### Entries
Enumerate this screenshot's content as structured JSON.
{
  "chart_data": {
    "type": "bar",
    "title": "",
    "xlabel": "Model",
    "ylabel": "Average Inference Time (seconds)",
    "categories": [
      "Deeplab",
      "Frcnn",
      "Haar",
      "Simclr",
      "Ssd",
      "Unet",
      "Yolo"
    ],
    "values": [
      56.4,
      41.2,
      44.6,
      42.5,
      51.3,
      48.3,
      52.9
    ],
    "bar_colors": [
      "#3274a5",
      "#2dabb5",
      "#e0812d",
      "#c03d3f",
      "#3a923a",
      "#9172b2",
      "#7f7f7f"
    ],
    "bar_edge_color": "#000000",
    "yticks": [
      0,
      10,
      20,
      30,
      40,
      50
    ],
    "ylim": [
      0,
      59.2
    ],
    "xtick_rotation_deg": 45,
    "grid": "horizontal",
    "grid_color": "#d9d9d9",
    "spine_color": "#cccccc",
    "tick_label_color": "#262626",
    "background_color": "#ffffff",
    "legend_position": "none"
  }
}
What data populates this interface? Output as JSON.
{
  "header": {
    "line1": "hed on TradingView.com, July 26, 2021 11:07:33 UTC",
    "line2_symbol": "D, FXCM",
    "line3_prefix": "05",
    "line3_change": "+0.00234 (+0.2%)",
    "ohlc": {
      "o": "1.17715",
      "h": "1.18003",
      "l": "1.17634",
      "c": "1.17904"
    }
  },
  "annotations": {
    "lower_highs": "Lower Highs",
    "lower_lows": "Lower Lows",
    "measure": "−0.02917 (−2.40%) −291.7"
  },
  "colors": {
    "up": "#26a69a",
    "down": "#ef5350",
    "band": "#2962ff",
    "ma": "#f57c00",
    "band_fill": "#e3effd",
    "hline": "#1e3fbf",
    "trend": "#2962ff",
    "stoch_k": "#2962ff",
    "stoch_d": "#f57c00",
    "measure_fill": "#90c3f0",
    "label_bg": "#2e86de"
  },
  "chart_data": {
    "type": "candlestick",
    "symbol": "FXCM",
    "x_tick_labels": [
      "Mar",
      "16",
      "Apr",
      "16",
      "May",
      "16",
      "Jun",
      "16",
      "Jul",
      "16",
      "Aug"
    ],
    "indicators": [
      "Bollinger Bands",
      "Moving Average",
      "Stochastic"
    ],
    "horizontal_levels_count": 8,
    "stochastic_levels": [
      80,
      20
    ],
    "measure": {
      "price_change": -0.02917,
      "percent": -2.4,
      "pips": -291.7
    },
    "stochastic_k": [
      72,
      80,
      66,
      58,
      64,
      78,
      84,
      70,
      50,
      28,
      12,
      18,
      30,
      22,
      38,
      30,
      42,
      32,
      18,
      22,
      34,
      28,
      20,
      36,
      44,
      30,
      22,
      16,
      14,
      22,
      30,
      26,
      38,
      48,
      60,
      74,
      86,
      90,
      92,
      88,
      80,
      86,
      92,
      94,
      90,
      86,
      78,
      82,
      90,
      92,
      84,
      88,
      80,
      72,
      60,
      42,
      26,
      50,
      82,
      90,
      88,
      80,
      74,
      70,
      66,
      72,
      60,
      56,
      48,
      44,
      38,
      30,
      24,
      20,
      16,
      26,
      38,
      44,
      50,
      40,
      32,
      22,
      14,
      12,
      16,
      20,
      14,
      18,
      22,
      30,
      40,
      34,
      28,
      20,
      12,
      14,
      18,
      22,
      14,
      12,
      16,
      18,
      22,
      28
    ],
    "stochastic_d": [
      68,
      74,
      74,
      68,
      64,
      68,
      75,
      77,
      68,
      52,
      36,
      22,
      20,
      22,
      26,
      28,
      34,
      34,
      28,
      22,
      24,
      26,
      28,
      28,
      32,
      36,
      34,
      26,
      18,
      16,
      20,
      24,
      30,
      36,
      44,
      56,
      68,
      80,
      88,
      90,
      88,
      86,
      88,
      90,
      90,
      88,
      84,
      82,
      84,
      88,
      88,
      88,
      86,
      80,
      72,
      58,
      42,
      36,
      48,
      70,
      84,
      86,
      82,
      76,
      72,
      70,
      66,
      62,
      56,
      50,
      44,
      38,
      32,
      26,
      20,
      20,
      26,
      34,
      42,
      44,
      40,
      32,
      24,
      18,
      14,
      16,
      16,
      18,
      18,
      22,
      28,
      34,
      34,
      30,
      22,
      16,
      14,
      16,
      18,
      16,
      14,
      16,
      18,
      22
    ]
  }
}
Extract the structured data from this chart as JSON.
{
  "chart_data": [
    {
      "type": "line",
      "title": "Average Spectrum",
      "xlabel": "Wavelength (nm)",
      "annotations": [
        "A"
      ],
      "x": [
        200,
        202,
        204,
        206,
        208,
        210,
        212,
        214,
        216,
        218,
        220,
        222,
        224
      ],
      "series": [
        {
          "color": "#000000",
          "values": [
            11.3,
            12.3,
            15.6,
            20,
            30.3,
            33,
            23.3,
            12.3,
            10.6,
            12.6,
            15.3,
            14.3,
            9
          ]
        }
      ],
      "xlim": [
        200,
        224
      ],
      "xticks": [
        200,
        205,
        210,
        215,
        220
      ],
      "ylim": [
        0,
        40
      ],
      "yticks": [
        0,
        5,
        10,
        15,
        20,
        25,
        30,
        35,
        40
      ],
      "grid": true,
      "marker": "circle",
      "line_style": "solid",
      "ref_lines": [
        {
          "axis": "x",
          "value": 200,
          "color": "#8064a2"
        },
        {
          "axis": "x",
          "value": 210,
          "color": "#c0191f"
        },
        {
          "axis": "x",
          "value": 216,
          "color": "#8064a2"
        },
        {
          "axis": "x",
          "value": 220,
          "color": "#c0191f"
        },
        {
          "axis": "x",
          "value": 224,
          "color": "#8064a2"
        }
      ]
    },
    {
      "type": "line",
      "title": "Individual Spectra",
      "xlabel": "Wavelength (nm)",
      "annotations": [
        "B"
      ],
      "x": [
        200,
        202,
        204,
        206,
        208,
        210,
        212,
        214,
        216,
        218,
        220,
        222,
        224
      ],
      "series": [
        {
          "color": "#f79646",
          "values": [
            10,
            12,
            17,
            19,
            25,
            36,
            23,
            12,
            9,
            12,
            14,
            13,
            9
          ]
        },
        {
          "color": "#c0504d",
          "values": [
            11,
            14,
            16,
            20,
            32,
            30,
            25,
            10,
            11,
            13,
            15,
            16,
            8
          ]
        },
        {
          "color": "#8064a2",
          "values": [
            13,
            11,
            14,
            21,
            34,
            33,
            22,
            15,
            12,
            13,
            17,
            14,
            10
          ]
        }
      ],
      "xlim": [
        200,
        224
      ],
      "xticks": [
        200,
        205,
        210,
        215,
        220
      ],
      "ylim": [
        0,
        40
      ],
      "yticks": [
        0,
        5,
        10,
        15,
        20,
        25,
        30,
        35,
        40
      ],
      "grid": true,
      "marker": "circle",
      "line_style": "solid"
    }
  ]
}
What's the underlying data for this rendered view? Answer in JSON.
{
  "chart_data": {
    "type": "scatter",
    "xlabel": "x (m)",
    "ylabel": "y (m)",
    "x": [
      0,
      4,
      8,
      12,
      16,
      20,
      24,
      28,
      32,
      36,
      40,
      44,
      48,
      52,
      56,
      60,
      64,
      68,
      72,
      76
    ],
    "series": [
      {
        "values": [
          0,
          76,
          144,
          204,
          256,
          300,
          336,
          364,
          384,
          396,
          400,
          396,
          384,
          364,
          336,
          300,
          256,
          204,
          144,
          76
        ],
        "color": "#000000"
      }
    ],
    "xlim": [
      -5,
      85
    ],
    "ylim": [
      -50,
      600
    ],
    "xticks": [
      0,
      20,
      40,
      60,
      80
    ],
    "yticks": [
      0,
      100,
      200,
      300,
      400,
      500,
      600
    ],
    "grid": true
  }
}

### Description of the task
Reproduce the data, keeping every line exactly the same.

### Solution for this problem
Enumerate this screenshot's content as structured JSON.
{
  "chart_data": {
    "type": "bar",
    "title": "",
    "xlabel": "Model",
    "ylabel": "Average Inference Time (seconds)",
    "categories": [
      "Deeplab",
      "Frcnn",
      "Haar",
      "Simclr",
      "Ssd",
      "Unet",
      "Yolo"
    ],
    "values": [
      56.4,
      41.2,
      44.6,
      42.5,
      51.3,
      48.3,
      52.9
    ],
    "bar_colors": [
      "#3274a5",
      "#2dabb5",
      "#e0812d",
      "#c03d3f",
      "#3a923a",
      "#9172b2",
      "#7f7f7f"
    ],
    "bar_edge_color": "#000000",
    "yticks": [
      0,
      10,
      20,
      30,
      40,
      50
    ],
    "ylim": [
      0,
      59.2
    ],
    "xtick_rotation_deg": 45,
    "grid": "horizontal",
    "grid_color": "#d9d9d9",
    "spine_color": "#cccccc",
    "tick_label_color": "#262626",
    "background_color": "#ffffff",
    "legend_position": "none"
  }
}
What data populates this interface? Output as JSON.
{
  "header": {
    "line1": "hed on TradingView.com, July 26, 2021 11:07:33 UTC",
    "line2_symbol": "D, FXCM",
    "line3_prefix": "05",
    "line3_change": "+0.00234 (+0.2%)",
    "ohlc": {
      "o": "1.17715",
      "h": "1.18003",
      "l": "1.17634",
      "c": "1.17904"
    }
  },
  "annotations": {
    "lower_highs": "Lower Highs",
    "lower_lows": "Lower Lows",
    "measure": "−0.02917 (−2.40%) −291.7"
  },
  "colors": {
    "up": "#26a69a",
    "down": "#ef5350",
    "band": "#2962ff",
    "ma": "#f57c00",
    "band_fill": "#e3effd",
    "hline": "#1e3fbf",
    "trend": "#2962ff",
    "stoch_k": "#2962ff",
    "stoch_d": "#f57c00",
    "measure_fill": "#90c3f0",
    "label_bg": "#2e86de"
  },
  "chart_data": {
    "type": "candlestick",
    "symbol": "FXCM",
    "x_tick_labels": [
      "Mar",
      "16",
      "Apr",
      "16",
      "May",
      "16",
      "Jun",
      "16",
      "Jul",
      "16",
      "Aug"
    ],
    "indicators": [
      "Bollinger Bands",
      "Moving Average",
      "Stochastic"
    ],
    "horizontal_levels_count": 8,
    "stochastic_levels": [
      80,
      20
    ],
    "measure": {
      "price_change": -0.02917,
      "percent": -2.4,
      "pips": -291.7
    },
    "stochastic_k": [
      72,
      80,
      66,
      58,
      64,
      78,
      84,
      70,
      50,
      28,
      12,
      18,
      30,
      22,
      38,
      30,
      42,
      32,
      18,
      22,
      34,
      28,
      20,
      36,
      44,
      30,
      22,
      16,
      14,
      22,
      30,
      26,
      38,
      48,
      60,
      74,
      86,
      90,
      92,
      88,
      80,
      86,
      92,
      94,
      90,
      86,
      78,
      82,
      90,
      92,
      84,
      88,
      80,
      72,
      60,
      42,
      26,
      50,
      82,
      90,
      88,
      80,
      74,
      70,
      66,
      72,
      60,
      56,
      48,
      44,
      38,
      30,
      24,
      20,
      16,
      26,
      38,
      44,
      50,
      40,
      32,
      22,
      14,
      12,
      16,
      20,
      14,
      18,
      22,
      30,
      40,
      34,
      28,
      20,
      12,
      14,
      18,
      22,
      14,
      12,
      16,
      18,
      22,
      28
    ],
    "stochastic_d": [
      68,
      74,
      74,
      68,
      64,
      68,
      75,
      77,
      68,
      52,
      36,
      22,
      20,
      22,
      26,
      28,
      34,
      34,
      28,
      22,
      24,
      26,
      28,
      28,
      32,
      36,
      34,
      26,
      18,
      16,
      20,
      24,
      30,
      36,
      44,
      56,
      68,
      80,
      88,
      90,
      88,
      86,
      88,
      90,
      90,
      88,
      84,
      82,
      84,
      88,
      88,
      88,
      86,
      80,
      72,
      58,
      42,
      36,
      48,
      70,
      84,
      86,
      82,
      76,
      72,
      70,
      66,
      62,
      56,
      50,
      44,
      38,
      32,
      26,
      20,
      20,
      26,
      34,
      42,
      44,
      40,
      32,
      24,
      18,
      14,
      16,
      16,
      18,
      18,
      22,
      28,
      34,
      34,
      30,
      22,
      16,
      14,
      16,
      18,
      16,
      14,
      16,
      18,
      22
    ]
  }
}
Extract the structured data from this chart as JSON.
{
  "chart_data": [
    {
      "type": "line",
      "title": "Average Spectrum",
      "xlabel": "Wavelength (nm)",
      "annotations": [
        "A"
      ],
      "x": [
        200,
        202,
        204,
        206,
        208,
        210,
        212,
        214,
        216,
        218,
        220,
        222,
        224
      ],
      "series": [
        {
          "color": "#000000",
          "values": [
            11.3,
            12.3,
            15.6,
            20,
            30.3,
            33,
            23.3,
            12.3,
            10.6,
            12.6,
            15.3,
            14.3,
            9
          ]
        }
      ],
      "xlim": [
        200,
        224
      ],
      "xticks": [
        200,
        205,
        210,
        215,
        220
      ],
      "ylim": [
        0,
        40
      ],
      "yticks": [
        0,
        5,
        10,
        15,
        20,
        25,
        30,
        35,
        40
      ],
      "grid": true,
      "marker": "circle",
      "line_style": "solid",
      "ref_lines": [
        {
          "axis": "x",
          "value": 200,
          "color": "#8064a2"
        },
        {
          "axis": "x",
          "value": 210,
          "color": "#c0191f"
        },
        {
          "axis": "x",
          "value": 216,
          "color": "#8064a2"
        },
        {
          "axis": "x",
          "value": 220,
          "color": "#c0191f"
        },
        {
          "axis": "x",
          "value": 224,
          "color": "#8064a2"
        }
      ]
    },
    {
      "type": "line",
      "title": "Individual Spectra",
      "xlabel": "Wavelength (nm)",
      "annotations": [
        "B"
      ],
      "x": [
        200,
        202,
        204,
        206,
        208,
        210,
        212,
        214,
        216,
        218,
        220,
        222,
        224
      ],
      "series": [
        {
          "color": "#f79646",
          "values": [
            10,
            12,
            17,
            19,
            25,
            36,
            23,
            12,
            9,
            12,
            14,
            13,
            9
          ]
        },
        {
          "color": "#c0504d",
          "values": [
            11,
            14,
            16,
            20,
            32,
            30,
            25,
            10,
            11,
            13,
            15,
            16,
            8
          ]
        },
        {
          "color": "#8064a2",
          "values": [
            13,
            11,
            14,
            21,
            34,
            33,
            22,
            15,
            12,
            13,
            17,
            14,
            10
          ]
        }
      ],
      "xlim": [
        200,
        224
      ],
      "xticks": [
        200,
        205,
        210,
        215,
        220
      ],
      "ylim": [
        0,
        40
      ],
      "yticks": [
        0,
        5,
        10,
        15,
        20,
        25,
        30,
        35,
        40
      ],
      "grid": true,
      "marker": "circle",
      "line_style": "solid"
    }
  ]
}
What's the underlying data for this rendered view? Answer in JSON.
{
  "chart_data": {
    "type": "scatter",
    "xlabel": "x (m)",
    "ylabel": "y (m)",
    "x": [
      0,
      4,
      8,
      12,
      16,
      20,
      24,
      28,
      32,
      36,
      40,
      44,
      48,
      52,
      56,
      60,
      64,
      68,
      72,
      76
    ],
    "series": [
      {
        "values": [
          0,
          76,
          144,
          204,
          256,
          300,
          336,
          364,
          384,
          396,
          400,
          396,
          384,
          364,
          336,
          300,
          256,
          204,
          144,
          76
        ],
        "color": "#000000"
      }
    ],
    "xlim": [
      -5,
      85
    ],
    "ylim": [
      -50,
      600
    ],
    "xticks": [
      0,
      20,
      40,
      60,
      80
    ],
    "yticks": [
      0,
      100,
      200,
      300,
      400,
      500,
      600
    ],
    "grid": true
  }
}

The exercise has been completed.